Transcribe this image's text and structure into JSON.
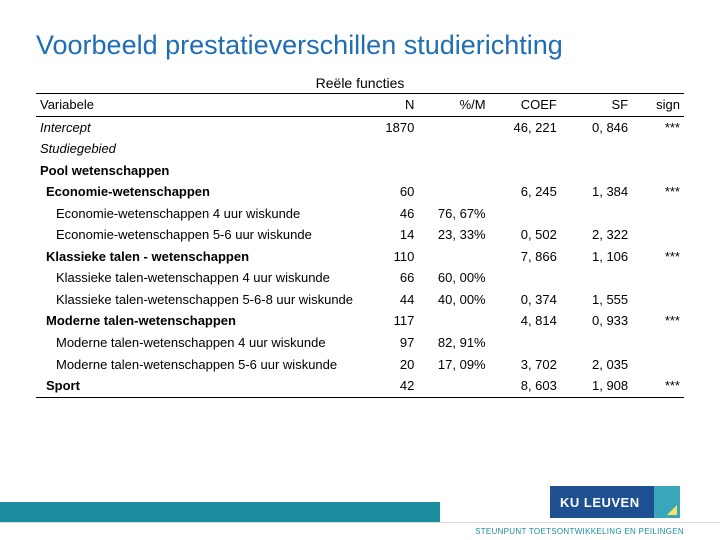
{
  "title": "Voorbeeld prestatieverschillen studierichting",
  "caption": "Reële functies",
  "columns": [
    "Variabele",
    "N",
    "%/M",
    "COEF",
    "SF",
    "sign"
  ],
  "rows": [
    {
      "label": "Intercept",
      "italic": true,
      "indent": 0,
      "N": "1870",
      "pct": "",
      "coef": "46, 221",
      "sf": "0, 846",
      "sign": "***"
    },
    {
      "label": "Studiegebied",
      "italic": true,
      "indent": 0,
      "N": "",
      "pct": "",
      "coef": "",
      "sf": "",
      "sign": ""
    },
    {
      "label": "Pool wetenschappen",
      "bold": true,
      "indent": 0,
      "N": "",
      "pct": "",
      "coef": "",
      "sf": "",
      "sign": ""
    },
    {
      "label": "Economie-wetenschappen",
      "bold": true,
      "indent": 1,
      "N": "60",
      "pct": "",
      "coef": "6, 245",
      "sf": "1, 384",
      "sign": "***"
    },
    {
      "label": "Economie-wetenschappen 4 uur wiskunde",
      "indent": 2,
      "N": "46",
      "pct": "76, 67%",
      "coef": "",
      "sf": "",
      "sign": ""
    },
    {
      "label": "Economie-wetenschappen 5-6 uur wiskunde",
      "indent": 2,
      "N": "14",
      "pct": "23, 33%",
      "coef": "0, 502",
      "sf": "2, 322",
      "sign": ""
    },
    {
      "label": "Klassieke talen - wetenschappen",
      "bold": true,
      "indent": 1,
      "N": "110",
      "pct": "",
      "coef": "7, 866",
      "sf": "1, 106",
      "sign": "***"
    },
    {
      "label": "Klassieke talen-wetenschappen 4 uur wiskunde",
      "indent": 2,
      "N": "66",
      "pct": "60, 00%",
      "coef": "",
      "sf": "",
      "sign": ""
    },
    {
      "label": "Klassieke talen-wetenschappen 5-6-8 uur wiskunde",
      "indent": 2,
      "N": "44",
      "pct": "40, 00%",
      "coef": "0, 374",
      "sf": "1, 555",
      "sign": ""
    },
    {
      "label": "Moderne talen-wetenschappen",
      "bold": true,
      "indent": 1,
      "N": "117",
      "pct": "",
      "coef": "4, 814",
      "sf": "0, 933",
      "sign": "***"
    },
    {
      "label": "Moderne talen-wetenschappen 4 uur wiskunde",
      "indent": 2,
      "N": "97",
      "pct": "82, 91%",
      "coef": "",
      "sf": "",
      "sign": ""
    },
    {
      "label": "Moderne talen-wetenschappen 5-6 uur wiskunde",
      "indent": 2,
      "N": "20",
      "pct": "17, 09%",
      "coef": "3, 702",
      "sf": "2, 035",
      "sign": ""
    },
    {
      "label": "Sport",
      "bold": true,
      "indent": 1,
      "rule": true,
      "N": "42",
      "pct": "",
      "coef": "8, 603",
      "sf": "1, 908",
      "sign": "***"
    }
  ],
  "logo_text": "KU LEUVEN",
  "credit": "STEUNPUNT TOETSONTWIKKELING EN PEILINGEN",
  "colors": {
    "title": "#1f6db5",
    "teal": "#1b8da0",
    "logo_bg": "#1d4f91",
    "logo_accent": "#3aa6b9",
    "logo_tri": "#f7e36b"
  }
}
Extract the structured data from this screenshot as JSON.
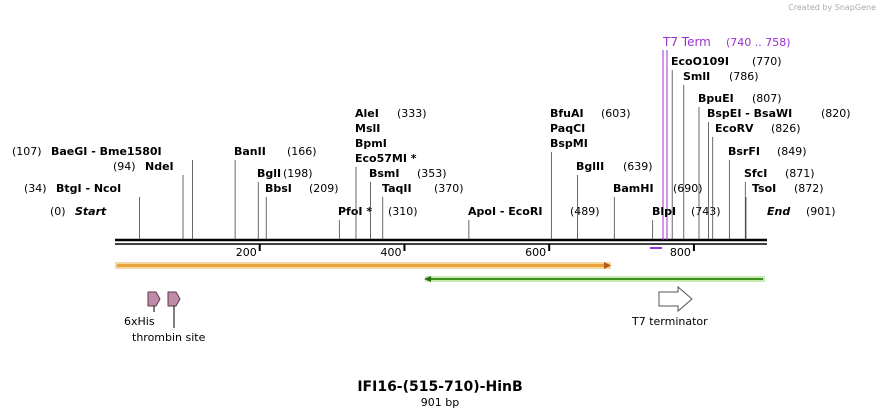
{
  "watermark": "Created by SnapGene",
  "title": "IFI16-(515-710)-HinB",
  "length": {
    "value": 901,
    "label": "901 bp"
  },
  "ruler_ticks": [
    200,
    400,
    600,
    800
  ],
  "ends": [
    {
      "name": "Start",
      "site": {
        "value": 0,
        "label": "(0)"
      }
    },
    {
      "name": "End",
      "site": {
        "value": 901,
        "label": "(901)"
      }
    }
  ],
  "sites": [
    {
      "names": [
        "BtgI - NcoI"
      ],
      "site": {
        "value": 34,
        "label": "(34)"
      }
    },
    {
      "names": [
        "NdeI"
      ],
      "site": {
        "value": 94,
        "label": "(94)"
      }
    },
    {
      "names": [
        "BaeGI - Bme1580I"
      ],
      "site": {
        "value": 107,
        "label": "(107)"
      }
    },
    {
      "names": [
        "BanII"
      ],
      "site": {
        "value": 166,
        "label": "(166)"
      }
    },
    {
      "names": [
        "BglI"
      ],
      "site": {
        "value": 198,
        "label": "(198)"
      }
    },
    {
      "names": [
        "BbsI"
      ],
      "site": {
        "value": 209,
        "label": "(209)"
      }
    },
    {
      "names": [
        "PfoI *"
      ],
      "site": {
        "value": 310,
        "label": "(310)"
      }
    },
    {
      "names": [
        "AleI",
        "MslI",
        "BpmI",
        "Eco57MI *"
      ],
      "site": {
        "value": 333,
        "label": "(333)"
      }
    },
    {
      "names": [
        "BsmI"
      ],
      "site": {
        "value": 353,
        "label": "(353)"
      }
    },
    {
      "names": [
        "TaqII"
      ],
      "site": {
        "value": 370,
        "label": "(370)"
      }
    },
    {
      "names": [
        "ApoI - EcoRI"
      ],
      "site": {
        "value": 489,
        "label": "(489)"
      }
    },
    {
      "names": [
        "BfuAI",
        "PaqCI",
        "BspMI"
      ],
      "site": {
        "value": 603,
        "label": "(603)"
      }
    },
    {
      "names": [
        "BglII"
      ],
      "site": {
        "value": 639,
        "label": "(639)"
      }
    },
    {
      "names": [
        "BamHI"
      ],
      "site": {
        "value": 690,
        "label": "(690)"
      }
    },
    {
      "names": [
        "BlpI"
      ],
      "site": {
        "value": 743,
        "label": "(743)"
      }
    },
    {
      "names": [
        "TsoI"
      ],
      "site": {
        "value": 872,
        "label": "(872)"
      }
    },
    {
      "names": [
        "SfcI"
      ],
      "site": {
        "value": 871,
        "label": "(871)"
      }
    },
    {
      "names": [
        "BsrFI"
      ],
      "site": {
        "value": 849,
        "label": "(849)"
      }
    },
    {
      "names": [
        "EcoRV"
      ],
      "site": {
        "value": 826,
        "label": "(826)"
      }
    },
    {
      "names": [
        "BspEI - BsaWI"
      ],
      "site": {
        "value": 820,
        "label": "(820)"
      }
    },
    {
      "names": [
        "BpuEI"
      ],
      "site": {
        "value": 807,
        "label": "(807)"
      }
    },
    {
      "names": [
        "SmlI"
      ],
      "site": {
        "value": 786,
        "label": "(786)"
      }
    },
    {
      "names": [
        "EcoO109I"
      ],
      "site": {
        "value": 770,
        "label": "(770)"
      }
    }
  ],
  "t7_term": {
    "name": "T7 Term",
    "range": "(740 .. 758)"
  },
  "features": [
    "6xHis",
    "thrombin site",
    "T7 terminator"
  ]
}
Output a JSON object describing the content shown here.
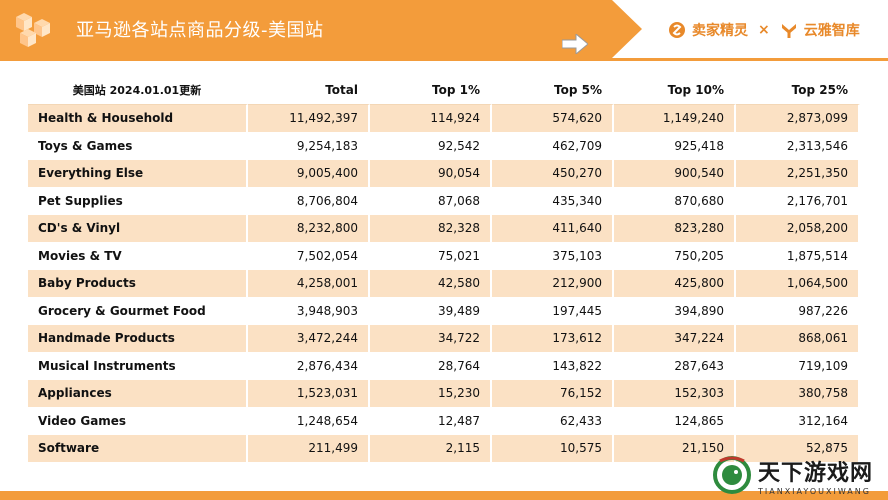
{
  "header": {
    "title": "亚马逊各站点商品分级-美国站",
    "brand_left": "卖家精灵",
    "brand_separator": "×",
    "brand_right": "云雅智库"
  },
  "table": {
    "columns": [
      "美国站 2024.01.01更新",
      "Total",
      "Top 1%",
      "Top 5%",
      "Top 10%",
      "Top 25%"
    ],
    "rows": [
      [
        "Health & Household",
        "11,492,397",
        "114,924",
        "574,620",
        "1,149,240",
        "2,873,099"
      ],
      [
        "Toys & Games",
        "9,254,183",
        "92,542",
        "462,709",
        "925,418",
        "2,313,546"
      ],
      [
        "Everything Else",
        "9,005,400",
        "90,054",
        "450,270",
        "900,540",
        "2,251,350"
      ],
      [
        "Pet Supplies",
        "8,706,804",
        "87,068",
        "435,340",
        "870,680",
        "2,176,701"
      ],
      [
        "CD's & Vinyl",
        "8,232,800",
        "82,328",
        "411,640",
        "823,280",
        "2,058,200"
      ],
      [
        "Movies & TV",
        "7,502,054",
        "75,021",
        "375,103",
        "750,205",
        "1,875,514"
      ],
      [
        "Baby Products",
        "4,258,001",
        "42,580",
        "212,900",
        "425,800",
        "1,064,500"
      ],
      [
        "Grocery & Gourmet Food",
        "3,948,903",
        "39,489",
        "197,445",
        "394,890",
        "987,226"
      ],
      [
        "Handmade Products",
        "3,472,244",
        "34,722",
        "173,612",
        "347,224",
        "868,061"
      ],
      [
        "Musical Instruments",
        "2,876,434",
        "28,764",
        "143,822",
        "287,643",
        "719,109"
      ],
      [
        "Appliances",
        "1,523,031",
        "15,230",
        "76,152",
        "152,303",
        "380,758"
      ],
      [
        "Video Games",
        "1,248,654",
        "12,487",
        "62,433",
        "124,865",
        "312,164"
      ],
      [
        "Software",
        "211,499",
        "2,115",
        "10,575",
        "21,150",
        "52,875"
      ]
    ]
  },
  "watermark": {
    "main": "天下游戏网",
    "sub": "TIANXIAYOUXIWANG"
  },
  "colors": {
    "accent": "#f39c3b",
    "row_tint": "#fbe1c4"
  }
}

- - -

▶ [Task objective] Tally the lines of the preceding listing in which the word "this" appears; state nothing but the total.

▶ [The response] 2